### [TASK INSTRUCTIONS]
State how many lines of the entries include the string "color", please, leaving out everything but the number.

### [TASK MATERIAL]
= = = = = = =
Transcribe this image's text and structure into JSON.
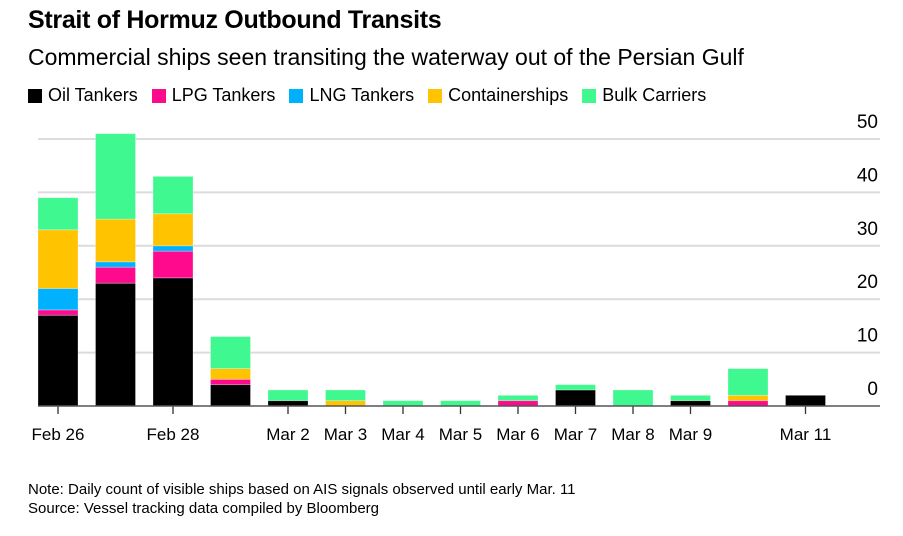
{
  "chart_data": {
    "type": "bar",
    "stacked": true,
    "title": "Strait of Hormuz Outbound Transits",
    "subtitle": "Commercial ships seen transiting the waterway out of the Persian Gulf",
    "categories": [
      "Feb 26",
      "Feb 27",
      "Feb 28",
      "Mar 1",
      "Mar 2",
      "Mar 3",
      "Mar 4",
      "Mar 5",
      "Mar 6",
      "Mar 7",
      "Mar 8",
      "Mar 9",
      "Mar 10",
      "Mar 11"
    ],
    "tick_labels": [
      "Feb 26",
      "",
      "Feb 28",
      "",
      "Mar 2",
      "Mar 3",
      "Mar 4",
      "Mar 5",
      "Mar 6",
      "Mar 7",
      "Mar 8",
      "Mar 9",
      "",
      "Mar 11"
    ],
    "series": [
      {
        "name": "Oil Tankers",
        "color": "#000000",
        "values": [
          17,
          23,
          24,
          4,
          1,
          0,
          0,
          0,
          0,
          3,
          0,
          1,
          0,
          2
        ]
      },
      {
        "name": "LPG Tankers",
        "color": "#ff0a8c",
        "values": [
          1,
          3,
          5,
          1,
          0,
          0,
          0,
          0,
          1,
          0,
          0,
          0,
          1,
          0
        ]
      },
      {
        "name": "LNG Tankers",
        "color": "#00b1ff",
        "values": [
          4,
          1,
          1,
          0,
          0,
          0,
          0,
          0,
          0,
          0,
          0,
          0,
          0,
          0
        ]
      },
      {
        "name": "Containerships",
        "color": "#ffc300",
        "values": [
          11,
          8,
          6,
          2,
          0,
          1,
          0,
          0,
          0,
          0,
          0,
          0,
          1,
          0
        ]
      },
      {
        "name": "Bulk Carriers",
        "color": "#40f890",
        "values": [
          6,
          16,
          7,
          6,
          2,
          2,
          1,
          1,
          1,
          1,
          3,
          1,
          5,
          0
        ]
      }
    ],
    "yticks": [
      0,
      10,
      20,
      30,
      40,
      50
    ],
    "ylim": [
      0,
      50
    ],
    "y_axis_side": "right",
    "grid": true,
    "legend_placement": "top-left",
    "note": "Note: Daily count of visible ships based on AIS signals observed until early Mar. 11",
    "source": "Source: Vessel tracking data compiled by Bloomberg"
  }
}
= = = = = = =
### [RESULT FOR THIS EXERCISE]
5